Set task: Reproduce all of the records exactly.
────────────────────
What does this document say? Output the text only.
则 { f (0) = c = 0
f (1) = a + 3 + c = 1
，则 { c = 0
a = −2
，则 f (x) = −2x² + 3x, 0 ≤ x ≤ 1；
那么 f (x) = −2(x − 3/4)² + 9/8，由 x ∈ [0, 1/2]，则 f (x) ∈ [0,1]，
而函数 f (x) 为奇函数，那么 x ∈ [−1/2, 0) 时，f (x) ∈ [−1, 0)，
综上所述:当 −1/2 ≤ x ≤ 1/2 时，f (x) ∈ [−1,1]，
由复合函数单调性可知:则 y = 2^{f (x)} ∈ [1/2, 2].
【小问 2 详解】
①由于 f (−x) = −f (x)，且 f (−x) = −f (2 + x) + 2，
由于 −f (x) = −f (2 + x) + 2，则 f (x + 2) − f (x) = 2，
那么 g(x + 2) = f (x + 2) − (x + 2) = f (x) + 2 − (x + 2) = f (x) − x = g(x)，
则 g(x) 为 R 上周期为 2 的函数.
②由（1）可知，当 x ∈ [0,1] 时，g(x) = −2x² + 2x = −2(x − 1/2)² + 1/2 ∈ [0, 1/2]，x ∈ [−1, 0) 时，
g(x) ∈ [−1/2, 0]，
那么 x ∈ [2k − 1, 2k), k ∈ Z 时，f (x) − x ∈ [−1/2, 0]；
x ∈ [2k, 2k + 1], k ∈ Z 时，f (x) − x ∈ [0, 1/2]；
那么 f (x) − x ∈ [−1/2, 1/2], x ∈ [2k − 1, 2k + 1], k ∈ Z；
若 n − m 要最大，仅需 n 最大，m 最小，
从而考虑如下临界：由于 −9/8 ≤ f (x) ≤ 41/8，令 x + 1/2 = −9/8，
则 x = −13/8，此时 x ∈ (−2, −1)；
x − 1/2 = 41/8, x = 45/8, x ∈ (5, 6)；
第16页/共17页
────────────────────
Solution below:
What does this document say? Output the text only.
则 { f (0) = c = 0
f (1) = a + 3 + c = 1
，则 { c = 0
a = −2
，则 f (x) = −2x² + 3x, 0 ≤ x ≤ 1；
那么 f (x) = −2(x − 3/4)² + 9/8，由 x ∈ [0, 1/2]，则 f (x) ∈ [0,1]，
而函数 f (x) 为奇函数，那么 x ∈ [−1/2, 0) 时，f (x) ∈ [−1, 0)，
综上所述:当 −1/2 ≤ x ≤ 1/2 时，f (x) ∈ [−1,1]，
由复合函数单调性可知:则 y = 2^{f (x)} ∈ [1/2, 2].
【小问 2 详解】
①由于 f (−x) = −f (x)，且 f (−x) = −f (2 + x) + 2，
由于 −f (x) = −f (2 + x) + 2，则 f (x + 2) − f (x) = 2，
那么 g(x + 2) = f (x + 2) − (x + 2) = f (x) + 2 − (x + 2) = f (x) − x = g(x)，
则 g(x) 为 R 上周期为 2 的函数.
②由（1）可知，当 x ∈ [0,1] 时，g(x) = −2x² + 2x = −2(x − 1/2)² + 1/2 ∈ [0, 1/2]，x ∈ [−1, 0) 时，
g(x) ∈ [−1/2, 0]，
那么 x ∈ [2k − 1, 2k), k ∈ Z 时，f (x) − x ∈ [−1/2, 0]；
x ∈ [2k, 2k + 1], k ∈ Z 时，f (x) − x ∈ [0, 1/2]；
那么 f (x) − x ∈ [−1/2, 1/2], x ∈ [2k − 1, 2k + 1], k ∈ Z；
若 n − m 要最大，仅需 n 最大，m 最小，
从而考虑如下临界：由于 −9/8 ≤ f (x) ≤ 41/8，令 x + 1/2 = −9/8，
则 x = −13/8，此时 x ∈ (−2, −1)；
x − 1/2 = 41/8, x = 45/8, x ∈ (5, 6)；
第16页/共17页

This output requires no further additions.